**GIVEN RECORDS:**
◇ ◇ ◇ ◇
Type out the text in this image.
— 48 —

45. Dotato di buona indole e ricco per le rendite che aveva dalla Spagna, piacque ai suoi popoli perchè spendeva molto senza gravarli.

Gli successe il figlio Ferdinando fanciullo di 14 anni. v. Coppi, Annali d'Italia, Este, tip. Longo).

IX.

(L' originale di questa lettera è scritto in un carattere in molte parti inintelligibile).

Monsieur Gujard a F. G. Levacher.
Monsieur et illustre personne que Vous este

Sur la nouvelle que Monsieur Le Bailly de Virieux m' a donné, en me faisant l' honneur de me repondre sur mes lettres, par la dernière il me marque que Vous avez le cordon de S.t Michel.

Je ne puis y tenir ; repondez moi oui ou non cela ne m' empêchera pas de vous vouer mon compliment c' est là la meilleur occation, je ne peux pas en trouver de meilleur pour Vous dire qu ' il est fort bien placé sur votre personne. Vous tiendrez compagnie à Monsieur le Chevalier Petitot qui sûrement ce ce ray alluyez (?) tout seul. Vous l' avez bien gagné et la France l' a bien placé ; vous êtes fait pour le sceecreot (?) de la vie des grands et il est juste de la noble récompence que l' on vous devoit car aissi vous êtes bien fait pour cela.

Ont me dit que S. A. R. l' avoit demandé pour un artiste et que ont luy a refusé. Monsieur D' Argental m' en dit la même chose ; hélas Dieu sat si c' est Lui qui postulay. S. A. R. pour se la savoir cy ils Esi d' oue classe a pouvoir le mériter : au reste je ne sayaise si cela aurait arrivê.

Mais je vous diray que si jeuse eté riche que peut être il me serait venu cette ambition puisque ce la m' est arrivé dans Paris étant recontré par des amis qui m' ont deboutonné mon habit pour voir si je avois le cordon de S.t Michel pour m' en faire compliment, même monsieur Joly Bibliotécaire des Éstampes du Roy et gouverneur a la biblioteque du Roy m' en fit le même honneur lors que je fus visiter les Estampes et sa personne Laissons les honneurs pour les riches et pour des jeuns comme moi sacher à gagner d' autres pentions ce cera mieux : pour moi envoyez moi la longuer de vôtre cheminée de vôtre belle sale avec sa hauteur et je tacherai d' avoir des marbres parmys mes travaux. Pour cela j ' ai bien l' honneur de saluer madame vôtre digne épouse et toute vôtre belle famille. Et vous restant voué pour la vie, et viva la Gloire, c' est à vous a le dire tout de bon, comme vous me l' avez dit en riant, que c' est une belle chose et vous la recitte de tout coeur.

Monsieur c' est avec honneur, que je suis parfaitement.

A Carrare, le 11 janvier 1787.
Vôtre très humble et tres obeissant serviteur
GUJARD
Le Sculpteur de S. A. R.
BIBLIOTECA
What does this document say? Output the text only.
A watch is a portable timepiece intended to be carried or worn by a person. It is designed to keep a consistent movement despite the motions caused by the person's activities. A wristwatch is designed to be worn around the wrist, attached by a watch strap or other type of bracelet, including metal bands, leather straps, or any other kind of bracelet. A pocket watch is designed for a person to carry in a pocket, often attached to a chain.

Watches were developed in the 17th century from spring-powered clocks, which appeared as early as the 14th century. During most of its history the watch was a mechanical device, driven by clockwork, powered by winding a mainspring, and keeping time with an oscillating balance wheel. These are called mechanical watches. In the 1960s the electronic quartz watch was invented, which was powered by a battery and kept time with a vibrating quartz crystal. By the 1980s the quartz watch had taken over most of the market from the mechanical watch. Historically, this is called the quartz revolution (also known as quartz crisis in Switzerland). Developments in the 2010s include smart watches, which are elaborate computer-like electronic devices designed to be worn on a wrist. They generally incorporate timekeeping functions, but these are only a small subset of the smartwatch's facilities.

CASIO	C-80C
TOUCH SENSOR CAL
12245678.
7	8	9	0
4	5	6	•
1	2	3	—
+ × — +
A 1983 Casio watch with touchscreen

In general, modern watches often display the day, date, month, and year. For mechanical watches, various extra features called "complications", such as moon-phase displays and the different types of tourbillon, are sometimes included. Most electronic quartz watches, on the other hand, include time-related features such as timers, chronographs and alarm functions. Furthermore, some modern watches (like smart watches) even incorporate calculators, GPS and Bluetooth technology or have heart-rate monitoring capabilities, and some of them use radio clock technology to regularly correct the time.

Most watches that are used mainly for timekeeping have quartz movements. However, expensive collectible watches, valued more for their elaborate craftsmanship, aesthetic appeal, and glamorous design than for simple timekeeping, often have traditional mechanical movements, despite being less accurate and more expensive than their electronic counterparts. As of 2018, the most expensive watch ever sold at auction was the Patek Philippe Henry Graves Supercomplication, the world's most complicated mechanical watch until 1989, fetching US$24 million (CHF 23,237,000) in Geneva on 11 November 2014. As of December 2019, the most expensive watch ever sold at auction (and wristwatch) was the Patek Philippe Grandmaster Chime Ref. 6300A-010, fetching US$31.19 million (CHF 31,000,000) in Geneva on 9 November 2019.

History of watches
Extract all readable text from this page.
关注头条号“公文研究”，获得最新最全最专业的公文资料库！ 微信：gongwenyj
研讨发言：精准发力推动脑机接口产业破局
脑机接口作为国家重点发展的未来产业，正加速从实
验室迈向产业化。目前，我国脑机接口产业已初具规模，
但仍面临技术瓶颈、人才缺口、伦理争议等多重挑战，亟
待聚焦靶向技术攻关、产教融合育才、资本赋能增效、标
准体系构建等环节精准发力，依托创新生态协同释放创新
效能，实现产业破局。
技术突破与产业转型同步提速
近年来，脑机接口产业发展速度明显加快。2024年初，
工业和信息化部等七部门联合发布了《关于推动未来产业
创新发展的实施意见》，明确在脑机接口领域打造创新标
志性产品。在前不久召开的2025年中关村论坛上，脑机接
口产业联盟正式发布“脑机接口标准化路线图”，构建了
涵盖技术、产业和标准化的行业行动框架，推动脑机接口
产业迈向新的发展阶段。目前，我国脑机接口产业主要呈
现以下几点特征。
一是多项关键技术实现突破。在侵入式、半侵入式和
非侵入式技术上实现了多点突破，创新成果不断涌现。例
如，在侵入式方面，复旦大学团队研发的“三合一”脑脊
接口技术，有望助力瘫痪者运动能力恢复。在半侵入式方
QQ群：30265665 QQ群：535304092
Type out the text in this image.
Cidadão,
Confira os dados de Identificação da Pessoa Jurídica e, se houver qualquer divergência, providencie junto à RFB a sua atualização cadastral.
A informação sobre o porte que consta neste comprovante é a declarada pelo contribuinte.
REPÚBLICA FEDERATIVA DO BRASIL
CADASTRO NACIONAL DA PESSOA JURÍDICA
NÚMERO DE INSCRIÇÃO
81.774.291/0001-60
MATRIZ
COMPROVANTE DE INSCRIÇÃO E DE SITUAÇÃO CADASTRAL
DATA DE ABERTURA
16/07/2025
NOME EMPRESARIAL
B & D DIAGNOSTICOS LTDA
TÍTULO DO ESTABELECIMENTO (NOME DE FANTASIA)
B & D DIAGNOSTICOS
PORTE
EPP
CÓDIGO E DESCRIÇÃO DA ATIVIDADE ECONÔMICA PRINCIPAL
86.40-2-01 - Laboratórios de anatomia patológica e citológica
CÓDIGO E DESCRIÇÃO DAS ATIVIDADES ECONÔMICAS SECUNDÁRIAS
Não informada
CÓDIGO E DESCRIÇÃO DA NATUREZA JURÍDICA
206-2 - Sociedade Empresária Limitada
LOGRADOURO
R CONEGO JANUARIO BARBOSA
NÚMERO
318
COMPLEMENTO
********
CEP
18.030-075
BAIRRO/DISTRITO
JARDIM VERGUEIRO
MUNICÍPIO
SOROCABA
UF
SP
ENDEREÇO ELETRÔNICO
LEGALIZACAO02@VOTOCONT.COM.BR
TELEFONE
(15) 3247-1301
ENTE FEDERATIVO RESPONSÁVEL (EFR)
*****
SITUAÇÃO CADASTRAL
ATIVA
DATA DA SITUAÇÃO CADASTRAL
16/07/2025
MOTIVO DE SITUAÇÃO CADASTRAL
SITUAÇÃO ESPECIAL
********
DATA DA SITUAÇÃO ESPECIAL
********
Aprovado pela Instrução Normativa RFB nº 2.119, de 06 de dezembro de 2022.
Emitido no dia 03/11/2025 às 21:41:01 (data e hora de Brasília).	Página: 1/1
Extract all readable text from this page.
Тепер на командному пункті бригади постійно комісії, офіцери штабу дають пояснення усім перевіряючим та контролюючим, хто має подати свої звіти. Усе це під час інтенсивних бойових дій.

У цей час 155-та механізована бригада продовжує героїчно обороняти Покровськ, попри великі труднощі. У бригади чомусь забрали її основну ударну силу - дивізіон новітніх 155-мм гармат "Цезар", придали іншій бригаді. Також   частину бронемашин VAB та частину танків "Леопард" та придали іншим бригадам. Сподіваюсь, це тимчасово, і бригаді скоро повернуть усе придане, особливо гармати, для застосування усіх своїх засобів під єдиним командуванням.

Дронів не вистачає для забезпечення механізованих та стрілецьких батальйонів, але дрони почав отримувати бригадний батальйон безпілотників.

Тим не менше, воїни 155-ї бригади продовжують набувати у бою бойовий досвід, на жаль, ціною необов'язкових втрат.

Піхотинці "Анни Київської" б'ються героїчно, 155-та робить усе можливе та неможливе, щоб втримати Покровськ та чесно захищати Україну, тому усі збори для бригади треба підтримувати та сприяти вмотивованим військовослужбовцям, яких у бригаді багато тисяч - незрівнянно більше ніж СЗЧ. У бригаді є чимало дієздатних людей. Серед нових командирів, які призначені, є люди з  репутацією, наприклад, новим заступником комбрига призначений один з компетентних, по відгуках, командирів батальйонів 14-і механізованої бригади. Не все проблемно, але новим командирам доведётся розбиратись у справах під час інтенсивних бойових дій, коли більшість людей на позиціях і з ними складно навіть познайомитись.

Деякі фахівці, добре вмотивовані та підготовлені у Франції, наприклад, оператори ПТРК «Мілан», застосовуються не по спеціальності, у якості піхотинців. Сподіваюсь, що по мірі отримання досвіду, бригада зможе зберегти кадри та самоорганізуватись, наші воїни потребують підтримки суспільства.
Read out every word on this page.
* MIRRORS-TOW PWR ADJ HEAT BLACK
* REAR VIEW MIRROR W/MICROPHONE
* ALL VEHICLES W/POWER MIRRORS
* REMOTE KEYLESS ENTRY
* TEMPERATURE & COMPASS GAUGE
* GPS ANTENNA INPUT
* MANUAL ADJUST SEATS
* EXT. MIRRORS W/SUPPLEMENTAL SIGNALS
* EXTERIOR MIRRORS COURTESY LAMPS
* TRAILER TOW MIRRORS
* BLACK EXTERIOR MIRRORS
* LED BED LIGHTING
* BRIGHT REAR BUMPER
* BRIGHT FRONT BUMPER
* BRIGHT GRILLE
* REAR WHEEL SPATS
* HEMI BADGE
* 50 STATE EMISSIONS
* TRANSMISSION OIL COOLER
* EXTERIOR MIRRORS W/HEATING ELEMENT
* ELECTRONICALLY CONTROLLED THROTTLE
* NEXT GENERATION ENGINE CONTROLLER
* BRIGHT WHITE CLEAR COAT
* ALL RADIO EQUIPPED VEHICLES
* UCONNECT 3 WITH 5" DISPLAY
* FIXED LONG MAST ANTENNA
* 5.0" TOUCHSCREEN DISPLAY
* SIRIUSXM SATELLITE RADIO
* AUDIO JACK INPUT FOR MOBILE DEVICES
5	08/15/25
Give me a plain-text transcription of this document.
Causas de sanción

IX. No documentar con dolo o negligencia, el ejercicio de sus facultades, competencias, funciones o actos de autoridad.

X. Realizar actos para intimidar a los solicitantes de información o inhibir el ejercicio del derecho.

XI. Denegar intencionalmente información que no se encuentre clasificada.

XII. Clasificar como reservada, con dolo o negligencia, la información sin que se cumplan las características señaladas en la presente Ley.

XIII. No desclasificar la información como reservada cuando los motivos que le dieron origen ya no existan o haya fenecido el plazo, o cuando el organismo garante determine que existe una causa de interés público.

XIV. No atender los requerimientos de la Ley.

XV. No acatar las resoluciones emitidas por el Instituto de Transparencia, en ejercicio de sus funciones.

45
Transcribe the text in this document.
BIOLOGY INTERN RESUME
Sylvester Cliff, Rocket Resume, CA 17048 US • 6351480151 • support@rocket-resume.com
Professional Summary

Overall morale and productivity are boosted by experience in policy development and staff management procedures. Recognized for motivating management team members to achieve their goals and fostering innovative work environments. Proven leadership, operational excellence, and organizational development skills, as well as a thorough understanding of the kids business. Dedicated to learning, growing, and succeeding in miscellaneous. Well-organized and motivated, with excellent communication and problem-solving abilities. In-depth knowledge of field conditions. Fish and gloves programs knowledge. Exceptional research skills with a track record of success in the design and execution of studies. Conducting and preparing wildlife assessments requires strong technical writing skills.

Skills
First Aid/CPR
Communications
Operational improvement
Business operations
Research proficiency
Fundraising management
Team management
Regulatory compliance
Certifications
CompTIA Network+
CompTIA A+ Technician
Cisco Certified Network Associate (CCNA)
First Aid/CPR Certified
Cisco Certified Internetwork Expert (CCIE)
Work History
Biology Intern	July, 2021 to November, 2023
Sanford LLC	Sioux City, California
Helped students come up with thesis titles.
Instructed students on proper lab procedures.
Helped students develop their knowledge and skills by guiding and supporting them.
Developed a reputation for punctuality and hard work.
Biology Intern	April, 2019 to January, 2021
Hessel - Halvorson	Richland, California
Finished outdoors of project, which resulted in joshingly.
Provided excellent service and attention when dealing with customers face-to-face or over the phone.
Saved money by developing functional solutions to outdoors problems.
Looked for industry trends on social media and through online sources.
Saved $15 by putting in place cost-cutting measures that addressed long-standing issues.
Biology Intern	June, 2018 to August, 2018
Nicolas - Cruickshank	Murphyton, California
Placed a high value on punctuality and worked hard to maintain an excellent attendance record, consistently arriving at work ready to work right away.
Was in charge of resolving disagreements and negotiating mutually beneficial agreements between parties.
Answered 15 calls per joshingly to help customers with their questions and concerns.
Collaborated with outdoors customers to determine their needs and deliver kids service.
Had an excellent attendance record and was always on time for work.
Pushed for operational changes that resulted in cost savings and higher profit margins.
◇ ◇ ◇ ◇
**EXERCISE REQUIREMENTS:**
Select and copy every line from the records that includes the word "воїни".

**RESPONSE TO THIS EXERCISE:**
Тим не менше, воїни 155-ї бригади продовжують набувати у бою бойовий досвід, на жаль, ціною необов'язкових втрат.
Деякі фахівці, добре вмотивовані та підготовлені у Франції, наприклад, оператори ПТРК «Мілан», застосовуються не по спеціальності, у якості піхотинців. Сподіваюсь, що по мірі отримання досвіду, бригада зможе зберегти кадри та самоорганізуватись, наші воїни потребують підтримки суспільства.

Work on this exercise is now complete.